■ EXERCISE OBJECTIVE ■
Set down the data below without change, skipping the pictures it holds.

** BEGIN **

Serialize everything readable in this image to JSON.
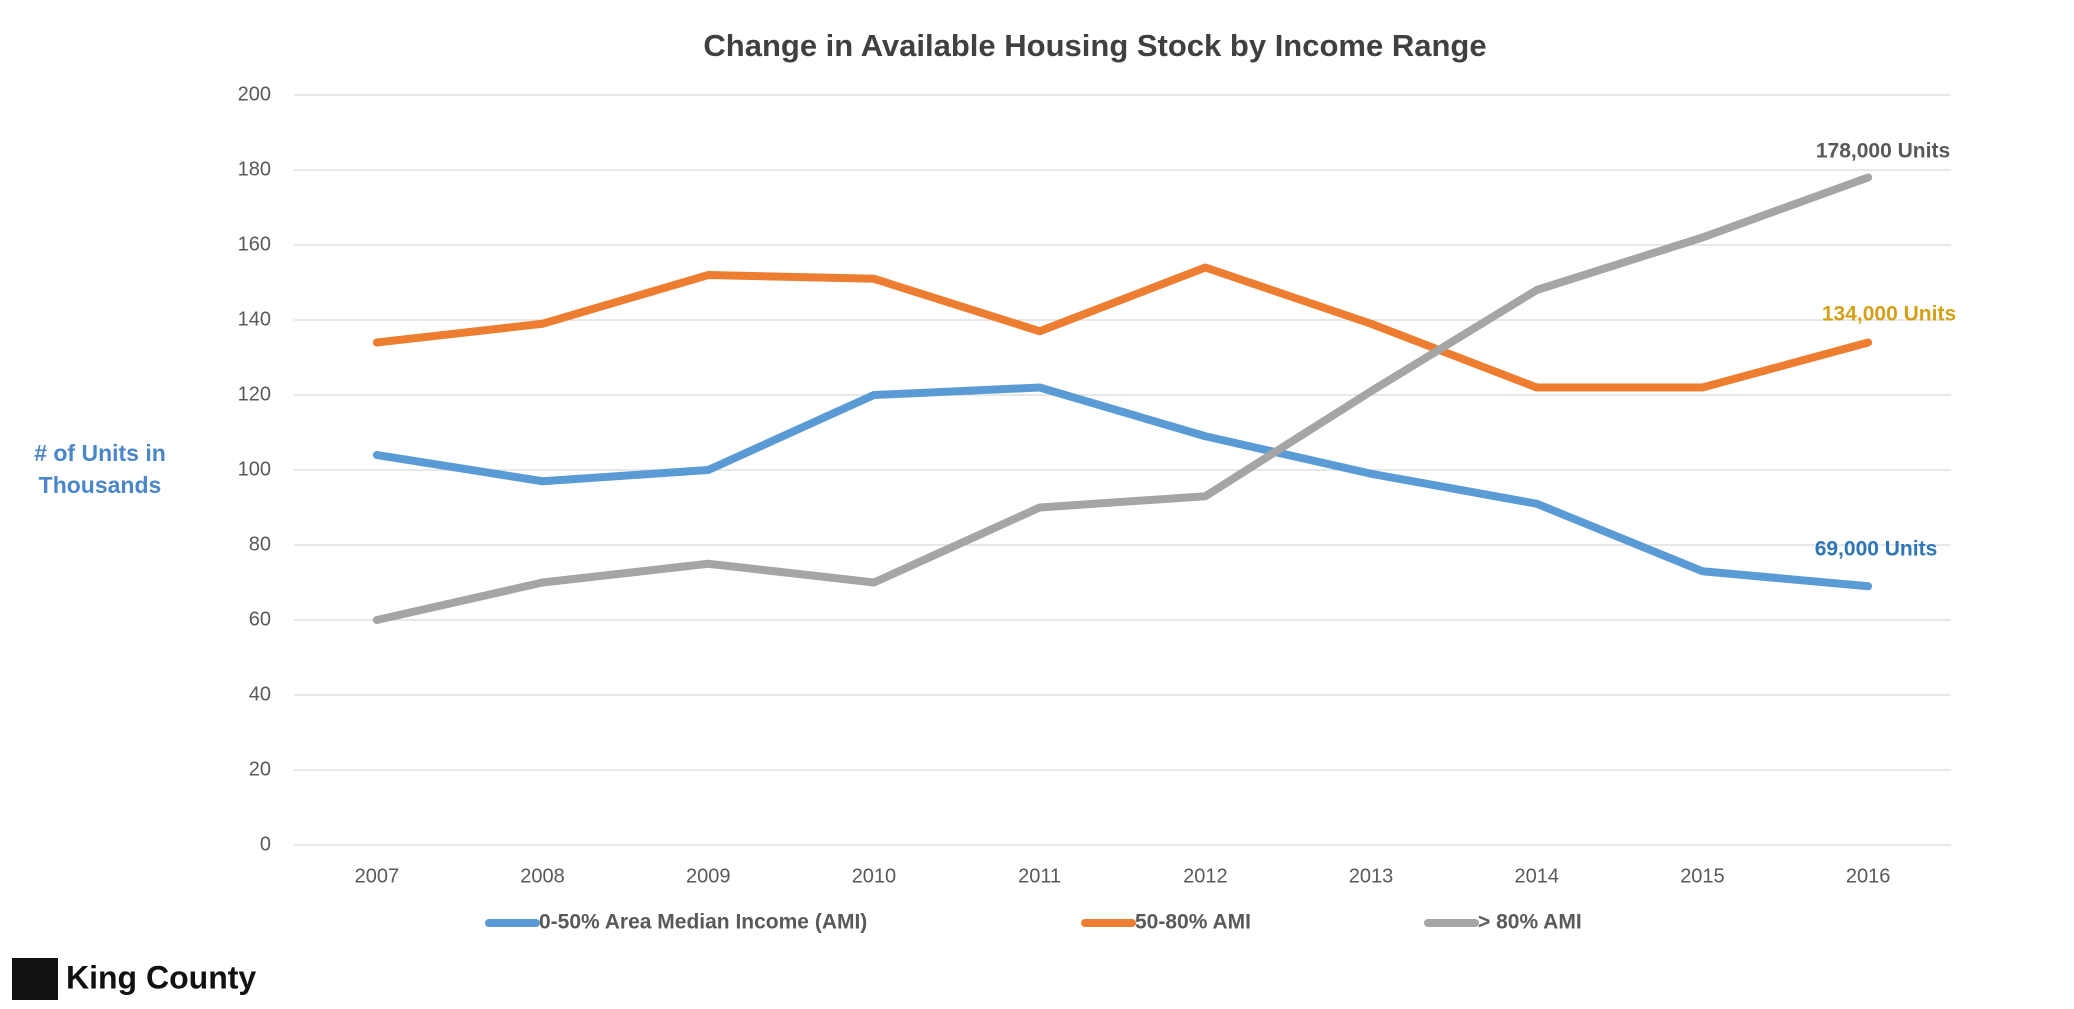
{
  "chart_data": {
    "type": "line",
    "title": "Change in Available Housing Stock by Income Range",
    "y_label": [
      "# of Units in",
      "Thousands"
    ],
    "categories": [
      "2007",
      "2008",
      "2009",
      "2010",
      "2011",
      "2012",
      "2013",
      "2014",
      "2015",
      "2016"
    ],
    "series": [
      {
        "name": "0-50% Area Median Income (AMI)",
        "color": "#5b9bd5",
        "values": [
          104,
          97,
          100,
          120,
          122,
          109,
          99,
          91,
          73,
          69
        ]
      },
      {
        "name": "50-80% AMI",
        "color": "#ed7d31",
        "values": [
          134,
          139,
          152,
          151,
          137,
          154,
          139,
          122,
          122,
          134
        ]
      },
      {
        "name": "> 80% AMI",
        "color": "#a5a5a5",
        "values": [
          60,
          70,
          75,
          70,
          90,
          93,
          121,
          148,
          162,
          178
        ]
      }
    ],
    "annotations": [
      {
        "text": "178,000 Units",
        "color": "#595959"
      },
      {
        "text": "134,000 Units",
        "color": "#d4a017"
      },
      {
        "text": "69,000 Units",
        "color": "#2e75b6"
      }
    ],
    "ylim": [
      0,
      200
    ],
    "yticks": [
      0,
      20,
      40,
      60,
      80,
      100,
      120,
      140,
      160,
      180,
      200
    ],
    "grid": true
  },
  "logo": "King County"
}
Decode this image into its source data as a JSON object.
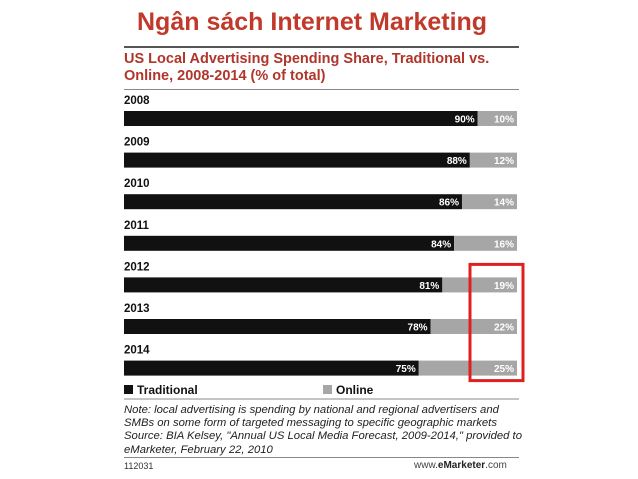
{
  "slide_title": "Ngân sách Internet Marketing",
  "chart_title": "US Local Advertising Spending Share, Traditional vs. Online, 2008-2014 (% of total)",
  "chart_data": {
    "type": "bar",
    "orientation": "horizontal-stacked",
    "categories": [
      "2008",
      "2009",
      "2010",
      "2011",
      "2012",
      "2013",
      "2014"
    ],
    "series": [
      {
        "name": "Traditional",
        "values": [
          90,
          88,
          86,
          84,
          81,
          78,
          75
        ],
        "labels": [
          "90%",
          "88%",
          "86%",
          "84%",
          "81%",
          "78%",
          "75%"
        ]
      },
      {
        "name": "Online",
        "values": [
          10,
          12,
          14,
          16,
          19,
          22,
          25
        ],
        "labels": [
          "10%",
          "12%",
          "14%",
          "16%",
          "19%",
          "22%",
          "25%"
        ]
      }
    ],
    "xlim": [
      0,
      100
    ],
    "legend_position": "bottom-left",
    "highlight": {
      "series": "Online",
      "categories": [
        "2012",
        "2013",
        "2014"
      ],
      "color": "#e02020"
    }
  },
  "colors": {
    "traditional": "#111111",
    "online": "#a6a6a6",
    "title_red": "#c0392b",
    "highlight": "#e02020"
  },
  "note": "Note: local advertising is spending by national and regional advertisers and SMBs on some form of targeted messaging to specific geographic markets",
  "source": "Source: BIA Kelsey, \"Annual US Local Media Forecast, 2009-2014,\" provided to eMarketer, February 22, 2010",
  "chart_code": "112031",
  "site_prefix": "www.",
  "site_brand": "eMarketer",
  "site_suffix": ".com"
}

** END **

■ EXERCISE OUTPUT ■
Serialize everything readable in this image to JSON.
{
  "chart_data": {
    "type": "line",
    "title": "Change in Available Housing Stock by Income Range",
    "y_label": [
      "# of Units in",
      "Thousands"
    ],
    "categories": [
      "2007",
      "2008",
      "2009",
      "2010",
      "2011",
      "2012",
      "2013",
      "2014",
      "2015",
      "2016"
    ],
    "series": [
      {
        "name": "0-50% Area Median Income (AMI)",
        "color": "#5b9bd5",
        "values": [
          104,
          97,
          100,
          120,
          122,
          109,
          99,
          91,
          73,
          69
        ]
      },
      {
        "name": "50-80% AMI",
        "color": "#ed7d31",
        "values": [
          134,
          139,
          152,
          151,
          137,
          154,
          139,
          122,
          122,
          134
        ]
      },
      {
        "name": "> 80% AMI",
        "color": "#a5a5a5",
        "values": [
          60,
          70,
          75,
          70,
          90,
          93,
          121,
          148,
          162,
          178
        ]
      }
    ],
    "annotations": [
      {
        "text": "178,000 Units",
        "color": "#595959"
      },
      {
        "text": "134,000 Units",
        "color": "#d4a017"
      },
      {
        "text": "69,000 Units",
        "color": "#2e75b6"
      }
    ],
    "ylim": [
      0,
      200
    ],
    "yticks": [
      0,
      20,
      40,
      60,
      80,
      100,
      120,
      140,
      160,
      180,
      200
    ],
    "grid": true
  },
  "logo": "King County"
}
Decode this image into its source data as a JSON object.
{
  "slide_title": "Ngân sách Internet Marketing",
  "chart_title": "US Local Advertising Spending Share, Traditional vs. Online, 2008-2014 (% of total)",
  "chart_data": {
    "type": "bar",
    "orientation": "horizontal-stacked",
    "categories": [
      "2008",
      "2009",
      "2010",
      "2011",
      "2012",
      "2013",
      "2014"
    ],
    "series": [
      {
        "name": "Traditional",
        "values": [
          90,
          88,
          86,
          84,
          81,
          78,
          75
        ],
        "labels": [
          "90%",
          "88%",
          "86%",
          "84%",
          "81%",
          "78%",
          "75%"
        ]
      },
      {
        "name": "Online",
        "values": [
          10,
          12,
          14,
          16,
          19,
          22,
          25
        ],
        "labels": [
          "10%",
          "12%",
          "14%",
          "16%",
          "19%",
          "22%",
          "25%"
        ]
      }
    ],
    "xlim": [
      0,
      100
    ],
    "legend_position": "bottom-left",
    "highlight": {
      "series": "Online",
      "categories": [
        "2012",
        "2013",
        "2014"
      ],
      "color": "#e02020"
    }
  },
  "colors": {
    "traditional": "#111111",
    "online": "#a6a6a6",
    "title_red": "#c0392b",
    "highlight": "#e02020"
  },
  "note": "Note: local advertising is spending by national and regional advertisers and SMBs on some form of targeted messaging to specific geographic markets",
  "source": "Source: BIA Kelsey, \"Annual US Local Media Forecast, 2009-2014,\" provided to eMarketer, February 22, 2010",
  "chart_code": "112031",
  "site_prefix": "www.",
  "site_brand": "eMarketer",
  "site_suffix": ".com"
}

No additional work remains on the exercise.